─── STORED DATA
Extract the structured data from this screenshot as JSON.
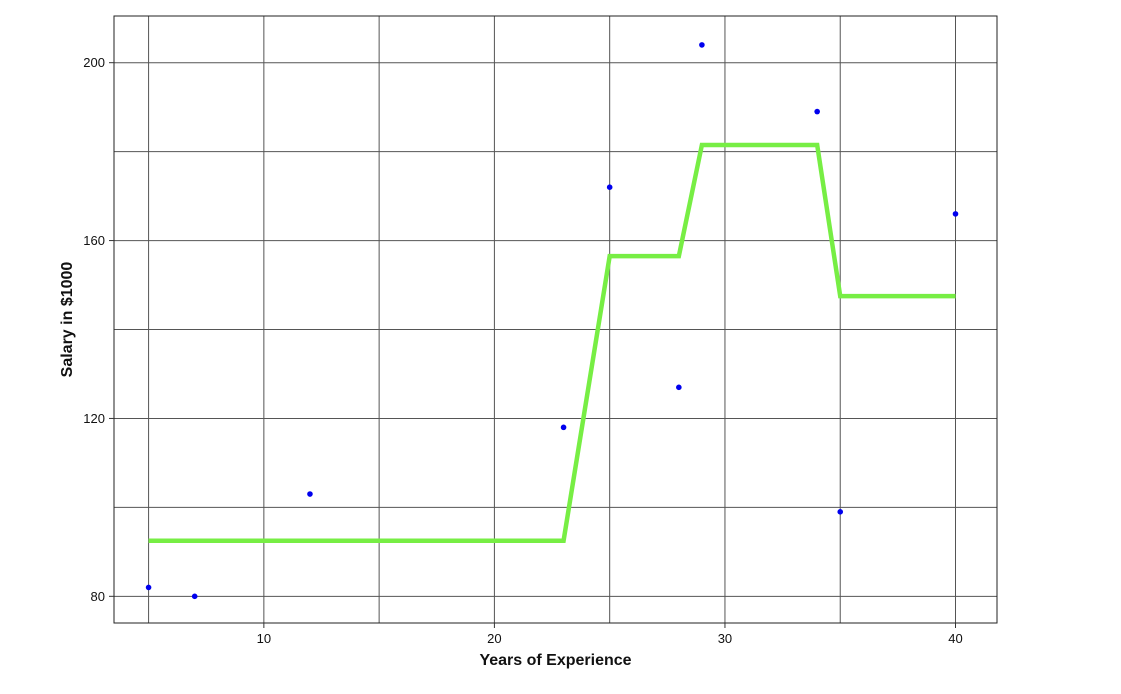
{
  "chart_data": {
    "type": "scatter",
    "title": "",
    "xlabel": "Years of Experience",
    "ylabel": "Salary in $1000",
    "xlim": [
      3.5,
      41.8
    ],
    "ylim": [
      74,
      210.5
    ],
    "x_ticks": [
      10,
      20,
      30,
      40
    ],
    "x_minor_gridlines": [
      5,
      15,
      25,
      35
    ],
    "y_ticks": [
      80,
      120,
      160,
      200
    ],
    "y_minor_gridlines": [
      100,
      140,
      180
    ],
    "grid": true,
    "legend": "none",
    "colors": {
      "points": "#0000ee",
      "fit_line": "#77ee44",
      "grid": "#555555"
    },
    "series": [
      {
        "type": "scatter",
        "x": [
          5,
          7,
          12,
          23,
          25,
          28,
          29,
          34,
          35,
          40
        ],
        "y": [
          82,
          80,
          103,
          118,
          172,
          127,
          204,
          189,
          99,
          166
        ]
      },
      {
        "type": "line",
        "x": [
          5,
          23,
          25,
          28,
          29,
          34,
          35,
          40
        ],
        "y": [
          92.5,
          92.5,
          156.5,
          156.5,
          181.5,
          181.5,
          147.5,
          147.5
        ]
      }
    ]
  }
}
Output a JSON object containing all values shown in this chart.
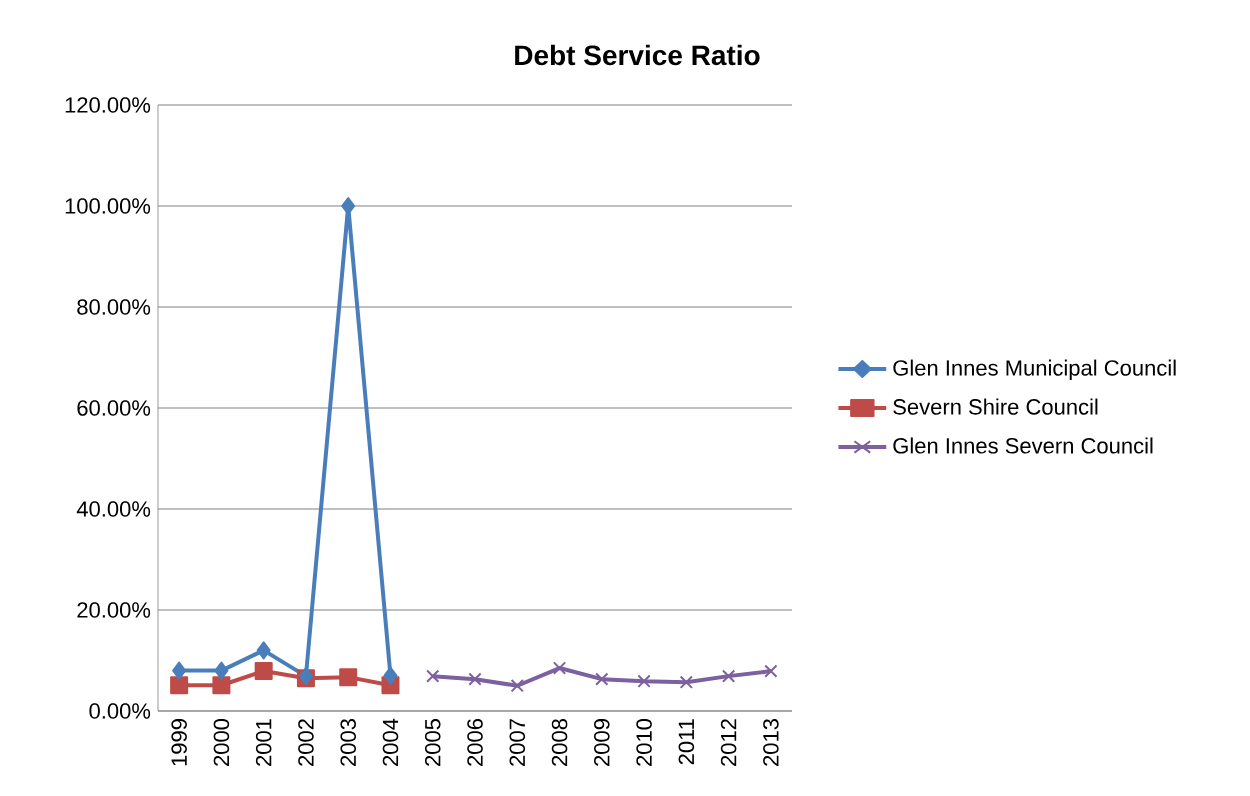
{
  "chart_data": {
    "type": "line",
    "title": "Debt Service Ratio",
    "categories": [
      "1999",
      "2000",
      "2001",
      "2002",
      "2003",
      "2004",
      "2005",
      "2006",
      "2007",
      "2008",
      "2009",
      "2010",
      "2011",
      "2012",
      "2013"
    ],
    "series": [
      {
        "name": "Glen Innes Municipal Council",
        "color": "#4a7ebb",
        "marker": "diamond",
        "values": [
          8,
          8,
          12,
          6.9,
          100,
          7,
          null,
          null,
          null,
          null,
          null,
          null,
          null,
          null,
          null
        ]
      },
      {
        "name": "Severn Shire Council",
        "color": "#be4b48",
        "marker": "square",
        "values": [
          5.1,
          5.1,
          7.9,
          6.5,
          6.7,
          5.1,
          null,
          null,
          null,
          null,
          null,
          null,
          null,
          null,
          null
        ]
      },
      {
        "name": "Glen Innes Severn Council",
        "color": "#7d60a0",
        "marker": "cross",
        "values": [
          null,
          null,
          null,
          null,
          null,
          null,
          6.9,
          6.3,
          5,
          8.5,
          6.3,
          5.9,
          5.7,
          6.9,
          7.9
        ]
      }
    ],
    "ylim": [
      0,
      120
    ],
    "yticks": [
      {
        "value": 0,
        "label": "0.00%"
      },
      {
        "value": 20,
        "label": "20.00%"
      },
      {
        "value": 40,
        "label": "40.00%"
      },
      {
        "value": 60,
        "label": "60.00%"
      },
      {
        "value": 80,
        "label": "80.00%"
      },
      {
        "value": 100,
        "label": "100.00%"
      },
      {
        "value": 120,
        "label": "120.00%"
      }
    ],
    "grid": "y",
    "legend": "right",
    "line_style": "solid"
  }
}
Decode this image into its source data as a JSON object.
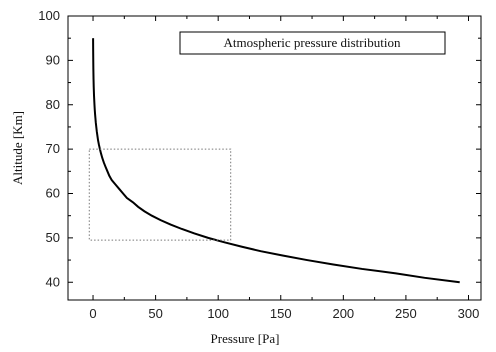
{
  "chart_data": {
    "type": "line",
    "title": "",
    "xlabel": "Pressure [Pa]",
    "ylabel": "Altitude [Km]",
    "xlim": [
      -20,
      310
    ],
    "ylim": [
      36,
      100
    ],
    "x_ticks": [
      0,
      50,
      100,
      150,
      200,
      250,
      300
    ],
    "y_ticks": [
      40,
      50,
      60,
      70,
      80,
      90,
      100
    ],
    "legend": {
      "text": "Atmospheric pressure distribution",
      "placement": "top-right"
    },
    "grid": false,
    "series": [
      {
        "name": "Atmospheric pressure distribution",
        "color": "#000000",
        "points": [
          [
            293,
            40
          ],
          [
            265,
            41
          ],
          [
            242,
            42
          ],
          [
            215,
            43
          ],
          [
            192,
            44
          ],
          [
            171,
            45
          ],
          [
            152,
            46
          ],
          [
            134,
            47
          ],
          [
            119,
            48
          ],
          [
            105,
            49
          ],
          [
            92,
            50
          ],
          [
            81,
            51
          ],
          [
            71,
            52
          ],
          [
            62,
            53
          ],
          [
            54,
            54
          ],
          [
            47,
            55
          ],
          [
            41,
            56
          ],
          [
            36,
            57
          ],
          [
            32,
            58
          ],
          [
            27,
            59
          ],
          [
            24,
            60
          ],
          [
            21,
            61
          ],
          [
            18,
            62
          ],
          [
            15,
            63
          ],
          [
            13,
            64
          ],
          [
            11.5,
            65
          ],
          [
            10,
            66
          ],
          [
            8.6,
            67
          ],
          [
            7.4,
            68
          ],
          [
            6.4,
            69
          ],
          [
            5.5,
            70
          ],
          [
            4.7,
            71
          ],
          [
            4.0,
            72
          ],
          [
            3.5,
            73
          ],
          [
            3.0,
            74
          ],
          [
            2.6,
            75
          ],
          [
            2.2,
            76
          ],
          [
            1.9,
            77
          ],
          [
            1.6,
            78
          ],
          [
            1.35,
            79
          ],
          [
            1.15,
            80
          ],
          [
            0.8,
            82
          ],
          [
            0.55,
            84
          ],
          [
            0.38,
            86
          ],
          [
            0.26,
            88
          ],
          [
            0.18,
            90
          ],
          [
            0.1,
            92.5
          ],
          [
            0.05,
            95
          ]
        ]
      }
    ],
    "annotation_box": {
      "x_range": [
        -3,
        110
      ],
      "y_range": [
        49.5,
        70
      ],
      "style": "dotted"
    }
  }
}
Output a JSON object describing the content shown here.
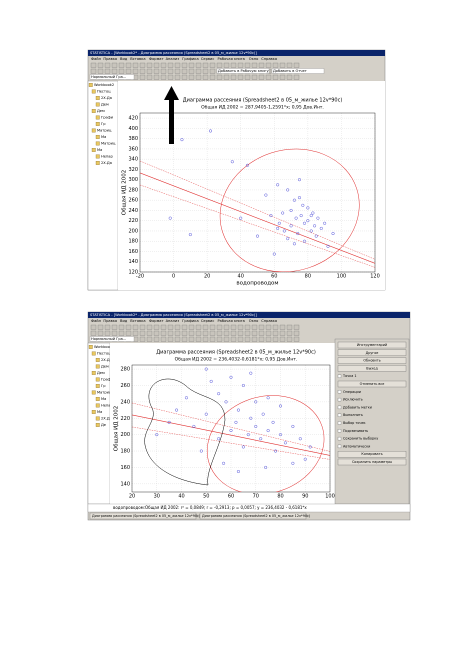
{
  "screens": [
    {
      "window_title": "STATISTICA - [Workbook2* - Диаграмма рассеяния (Spreadsheet2 в 05_м_жилье 12v*90c)]",
      "menu": [
        "Файл",
        "Правка",
        "Вид",
        "Вставка",
        "Формат",
        "Анализ",
        "Графика",
        "Сервис",
        "Рабочая книга",
        "Окно",
        "Справка"
      ],
      "toolbar": [
        "Добавить в Рабочую книгу",
        "Добавить в Отчет",
        "Нормальный Гра..."
      ],
      "tree": [
        "Workbook2",
        "Пестоц",
        "2Х.Да",
        "Дем",
        "Дем",
        "Графи",
        "Гр",
        "Матриц",
        "Ма",
        "Матриц",
        "Ма",
        "Непар",
        "2Х.Да"
      ],
      "chart": {
        "type": "scatter",
        "title": "Диаграмма рассеяния (Spreadsheet2 в 05_м_жилье 12v*90c)",
        "subtitle": "Общая ИД 2002 = 287,9405-1,2591*x; 0,95 Дов.Инт.",
        "x_label": "водопроводом",
        "y_label": "Общая ИД 2002",
        "color": "#3030d0",
        "fit_color": "#e03030",
        "fit": {
          "intercept": 287.9405,
          "slope": -1.2591
        },
        "x": [
          5,
          22,
          -2,
          10,
          35,
          44,
          40,
          55,
          58,
          60,
          62,
          63,
          65,
          66,
          68,
          70,
          70,
          72,
          73,
          74,
          75,
          76,
          77,
          78,
          78,
          80,
          80,
          82,
          83,
          84,
          85,
          86,
          88,
          90,
          92,
          95,
          75,
          68,
          72,
          82,
          62,
          50
        ],
        "values": [
          378,
          395,
          225,
          193,
          335,
          328,
          225,
          270,
          230,
          155,
          290,
          215,
          235,
          200,
          280,
          240,
          210,
          260,
          225,
          195,
          300,
          230,
          250,
          215,
          180,
          220,
          245,
          200,
          235,
          210,
          190,
          225,
          205,
          215,
          170,
          195,
          265,
          185,
          175,
          230,
          205,
          190
        ],
        "xlim": [
          -20,
          120
        ],
        "xticks": [
          -20,
          0,
          20,
          40,
          60,
          80,
          100,
          120
        ],
        "ylim": [
          120,
          430
        ],
        "yticks": [
          120,
          140,
          160,
          180,
          200,
          220,
          240,
          260,
          280,
          300,
          320,
          340,
          360,
          380,
          400,
          420
        ],
        "grid": true
      }
    },
    {
      "window_title": "STATISTICA - [Workbook2* - Диаграмма рассеяния (Spreadsheet2 в 05_м_жилье 12v*90c)]",
      "menu": [
        "Файл",
        "Правка",
        "Вид",
        "Вставка",
        "Формат",
        "Анализ",
        "Графика",
        "Сервис",
        "Рабочая книга",
        "Окно",
        "Справка"
      ],
      "toolbar": [
        "Нормальный Гра..."
      ],
      "tree": [
        "Workbook2",
        "Пестоц",
        "2Х.Да",
        "Дем",
        "Дем",
        "Графи",
        "Гр",
        "Матриц",
        "Ма",
        "Непар",
        "Ма",
        "2Х.Да",
        "Де"
      ],
      "dialog": [
        "Инструментарий",
        "Другое",
        "Обновить",
        "Выход",
        "Точка 1",
        "Отменить все",
        "Операции",
        "Исключить",
        "Добавить метки",
        "Выполнить",
        "Выбор точек",
        "Подсвечивать",
        "Сохранить выборку",
        "Автоматически",
        "Копировать",
        "Сохранить параметры"
      ],
      "status": "водопроводом:Общая ИД 2002:   r² = 0,0849;  r = -0,2913; p = 0,0057; y = 236,4032 - 0,6181*x",
      "taskbar": [
        "Диаграмма рассеяния (Spreadsheet2 в 05_м_жилье 12v*90c)",
        "Диаграмма рассеяния (Spreadsheet2 в 05_м_жилье 12v*90c)"
      ],
      "chart": {
        "type": "scatter",
        "title": "Диаграмма рассеяния (Spreadsheet2 в 05_м_жилье 12v*90c)",
        "subtitle": "Общая ИД 2002 = 236,4032-0,6181*x; 0,95 Дов.Инт.",
        "x_label": "",
        "y_label": "Общая ИД 2002",
        "color": "#3030d0",
        "fit_color": "#e03030",
        "fit": {
          "intercept": 236.4032,
          "slope": -0.6181
        },
        "x": [
          30,
          38,
          42,
          45,
          48,
          50,
          52,
          55,
          55,
          58,
          60,
          60,
          62,
          63,
          65,
          65,
          67,
          68,
          70,
          70,
          72,
          73,
          75,
          75,
          77,
          78,
          80,
          80,
          82,
          85,
          88,
          90,
          92,
          35,
          57,
          68,
          74,
          85,
          63,
          50
        ],
        "values": [
          200,
          230,
          245,
          210,
          180,
          225,
          265,
          250,
          195,
          240,
          270,
          205,
          215,
          230,
          185,
          260,
          200,
          220,
          240,
          210,
          195,
          225,
          205,
          245,
          215,
          180,
          200,
          235,
          190,
          210,
          195,
          170,
          185,
          215,
          165,
          275,
          160,
          165,
          155,
          280
        ],
        "xlim": [
          20,
          100
        ],
        "xticks": [
          20,
          30,
          40,
          50,
          60,
          70,
          80,
          90,
          100
        ],
        "ylim": [
          130,
          285
        ],
        "yticks": [
          140,
          160,
          180,
          200,
          220,
          240,
          260,
          280
        ],
        "grid": true
      }
    }
  ]
}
──────
:: AIM ::
In the records above, locate each line with the word "Innes". Copy all such lines.

:: FULL SOLUTION ::
        "name": "Glen Innes Municipal Council",
        "name": "Glen Innes Severn Council",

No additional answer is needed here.